**RECORD EXTRACTS**.
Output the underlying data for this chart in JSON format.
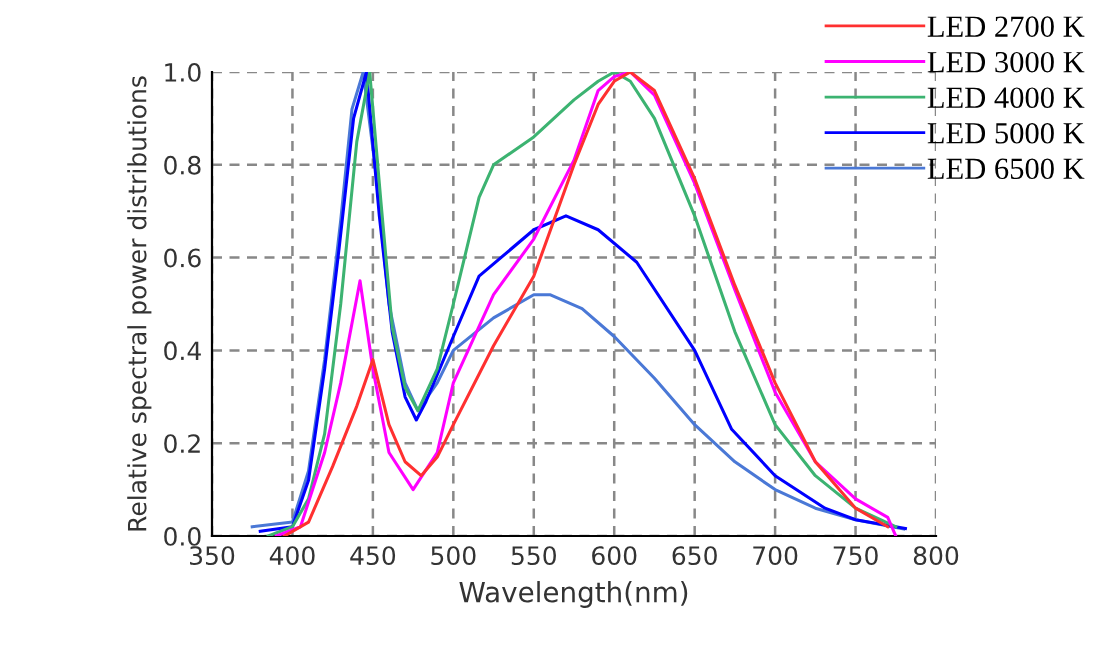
{
  "chart_data": {
    "type": "line",
    "xlabel": "Wavelength(nm)",
    "ylabel": "Relative spectral power distributions",
    "xlim": [
      350,
      800
    ],
    "xticks": [
      350,
      400,
      450,
      500,
      550,
      600,
      650,
      700,
      750,
      800
    ],
    "ylim": [
      0,
      1
    ],
    "yticks": [
      {
        "value": 0,
        "label": "0.0"
      },
      0.2,
      0.4,
      0.6,
      0.8,
      {
        "value": 1,
        "label": "1.0"
      }
    ],
    "grid": true,
    "line_style": "solid",
    "marker": "none",
    "legend": "top right",
    "series": [
      {
        "name": "LED 2700 K",
        "color": "#ff3030",
        "x": [
          395,
          410,
          425,
          440,
          450,
          460,
          470,
          480,
          490,
          500,
          525,
          550,
          575,
          590,
          600,
          610,
          625,
          650,
          675,
          700,
          725,
          750,
          770
        ],
        "values": [
          0,
          0.03,
          0.15,
          0.28,
          0.38,
          0.24,
          0.16,
          0.13,
          0.17,
          0.24,
          0.41,
          0.56,
          0.8,
          0.93,
          0.98,
          1.0,
          0.96,
          0.77,
          0.54,
          0.33,
          0.16,
          0.06,
          0.02
        ]
      },
      {
        "name": "LED 3000 K",
        "color": "#ff00ff",
        "x": [
          390,
          405,
          420,
          430,
          442,
          450,
          460,
          475,
          490,
          500,
          525,
          550,
          575,
          590,
          600,
          610,
          625,
          650,
          675,
          700,
          725,
          750,
          770,
          775
        ],
        "values": [
          0,
          0.02,
          0.18,
          0.33,
          0.55,
          0.36,
          0.18,
          0.1,
          0.18,
          0.33,
          0.52,
          0.64,
          0.81,
          0.96,
          0.99,
          1.0,
          0.95,
          0.76,
          0.53,
          0.31,
          0.16,
          0.08,
          0.04,
          0
        ]
      },
      {
        "name": "LED 4000 K",
        "color": "#3cb371",
        "x": [
          385,
          400,
          410,
          420,
          430,
          440,
          448,
          455,
          462,
          470,
          478,
          490,
          500,
          516,
          525,
          550,
          575,
          590,
          600,
          610,
          625,
          650,
          675,
          700,
          725,
          750,
          775
        ],
        "values": [
          0,
          0.02,
          0.08,
          0.22,
          0.5,
          0.85,
          1.0,
          0.72,
          0.45,
          0.32,
          0.27,
          0.36,
          0.5,
          0.73,
          0.8,
          0.86,
          0.94,
          0.98,
          1.0,
          0.98,
          0.9,
          0.69,
          0.44,
          0.24,
          0.13,
          0.06,
          0.02
        ]
      },
      {
        "name": "LED 5000 K",
        "color": "#0000ff",
        "x": [
          380,
          400,
          410,
          420,
          429,
          438,
          446,
          454,
          462,
          470,
          477,
          483,
          500,
          516,
          550,
          570,
          590,
          614,
          650,
          673,
          700,
          731,
          750,
          781
        ],
        "values": [
          0.01,
          0.02,
          0.12,
          0.36,
          0.62,
          0.9,
          1.0,
          0.69,
          0.44,
          0.3,
          0.25,
          0.29,
          0.43,
          0.56,
          0.66,
          0.69,
          0.66,
          0.59,
          0.4,
          0.23,
          0.13,
          0.06,
          0.035,
          0.016
        ]
      },
      {
        "name": "LED 6500 K",
        "color": "#4a78d6",
        "x": [
          375,
          400,
          410,
          420,
          430,
          437,
          444,
          452,
          460,
          470,
          478,
          490,
          500,
          525,
          550,
          560,
          580,
          600,
          625,
          650,
          675,
          700,
          725,
          750,
          780
        ],
        "values": [
          0.02,
          0.03,
          0.14,
          0.38,
          0.68,
          0.92,
          1.0,
          0.78,
          0.5,
          0.33,
          0.27,
          0.33,
          0.4,
          0.47,
          0.52,
          0.52,
          0.49,
          0.43,
          0.34,
          0.24,
          0.16,
          0.1,
          0.06,
          0.035,
          0.015
        ]
      }
    ]
  }
}
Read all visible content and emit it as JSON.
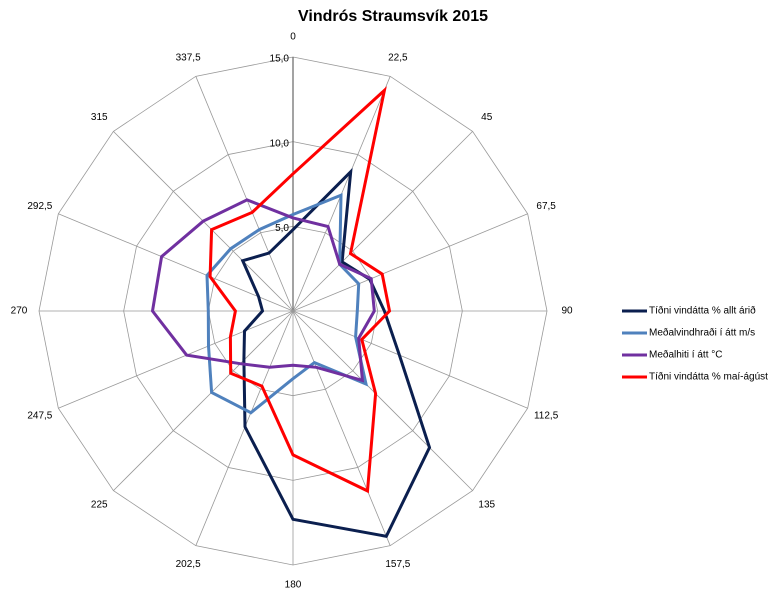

**WHAT TO WORK ON**. Copy each line of the records precisely and drop any images they hold.

**RESULT OF THE EXERCISE**.
Output the underlying data for this chart in JSON format.
{
  "chart_data": {
    "type": "line",
    "xlabel": "Wavelength(nm)",
    "ylabel": "Relative spectral power distributions",
    "xlim": [
      350,
      800
    ],
    "xticks": [
      350,
      400,
      450,
      500,
      550,
      600,
      650,
      700,
      750,
      800
    ],
    "ylim": [
      0,
      1
    ],
    "yticks": [
      {
        "value": 0,
        "label": "0.0"
      },
      0.2,
      0.4,
      0.6,
      0.8,
      {
        "value": 1,
        "label": "1.0"
      }
    ],
    "grid": true,
    "line_style": "solid",
    "marker": "none",
    "legend": "top right",
    "series": [
      {
        "name": "LED 2700 K",
        "color": "#ff3030",
        "x": [
          395,
          410,
          425,
          440,
          450,
          460,
          470,
          480,
          490,
          500,
          525,
          550,
          575,
          590,
          600,
          610,
          625,
          650,
          675,
          700,
          725,
          750,
          770
        ],
        "values": [
          0,
          0.03,
          0.15,
          0.28,
          0.38,
          0.24,
          0.16,
          0.13,
          0.17,
          0.24,
          0.41,
          0.56,
          0.8,
          0.93,
          0.98,
          1.0,
          0.96,
          0.77,
          0.54,
          0.33,
          0.16,
          0.06,
          0.02
        ]
      },
      {
        "name": "LED 3000 K",
        "color": "#ff00ff",
        "x": [
          390,
          405,
          420,
          430,
          442,
          450,
          460,
          475,
          490,
          500,
          525,
          550,
          575,
          590,
          600,
          610,
          625,
          650,
          675,
          700,
          725,
          750,
          770,
          775
        ],
        "values": [
          0,
          0.02,
          0.18,
          0.33,
          0.55,
          0.36,
          0.18,
          0.1,
          0.18,
          0.33,
          0.52,
          0.64,
          0.81,
          0.96,
          0.99,
          1.0,
          0.95,
          0.76,
          0.53,
          0.31,
          0.16,
          0.08,
          0.04,
          0
        ]
      },
      {
        "name": "LED 4000 K",
        "color": "#3cb371",
        "x": [
          385,
          400,
          410,
          420,
          430,
          440,
          448,
          455,
          462,
          470,
          478,
          490,
          500,
          516,
          525,
          550,
          575,
          590,
          600,
          610,
          625,
          650,
          675,
          700,
          725,
          750,
          775
        ],
        "values": [
          0,
          0.02,
          0.08,
          0.22,
          0.5,
          0.85,
          1.0,
          0.72,
          0.45,
          0.32,
          0.27,
          0.36,
          0.5,
          0.73,
          0.8,
          0.86,
          0.94,
          0.98,
          1.0,
          0.98,
          0.9,
          0.69,
          0.44,
          0.24,
          0.13,
          0.06,
          0.02
        ]
      },
      {
        "name": "LED 5000 K",
        "color": "#0000ff",
        "x": [
          380,
          400,
          410,
          420,
          429,
          438,
          446,
          454,
          462,
          470,
          477,
          483,
          500,
          516,
          550,
          570,
          590,
          614,
          650,
          673,
          700,
          731,
          750,
          781
        ],
        "values": [
          0.01,
          0.02,
          0.12,
          0.36,
          0.62,
          0.9,
          1.0,
          0.69,
          0.44,
          0.3,
          0.25,
          0.29,
          0.43,
          0.56,
          0.66,
          0.69,
          0.66,
          0.59,
          0.4,
          0.23,
          0.13,
          0.06,
          0.035,
          0.016
        ]
      },
      {
        "name": "LED 6500 K",
        "color": "#4a78d6",
        "x": [
          375,
          400,
          410,
          420,
          430,
          437,
          444,
          452,
          460,
          470,
          478,
          490,
          500,
          525,
          550,
          560,
          580,
          600,
          625,
          650,
          675,
          700,
          725,
          750,
          780
        ],
        "values": [
          0.02,
          0.03,
          0.14,
          0.38,
          0.68,
          0.92,
          1.0,
          0.78,
          0.5,
          0.33,
          0.27,
          0.33,
          0.4,
          0.47,
          0.52,
          0.52,
          0.49,
          0.43,
          0.34,
          0.24,
          0.16,
          0.1,
          0.06,
          0.035,
          0.015
        ]
      }
    ]
  }
}
Read all visible content and emit it as JSON.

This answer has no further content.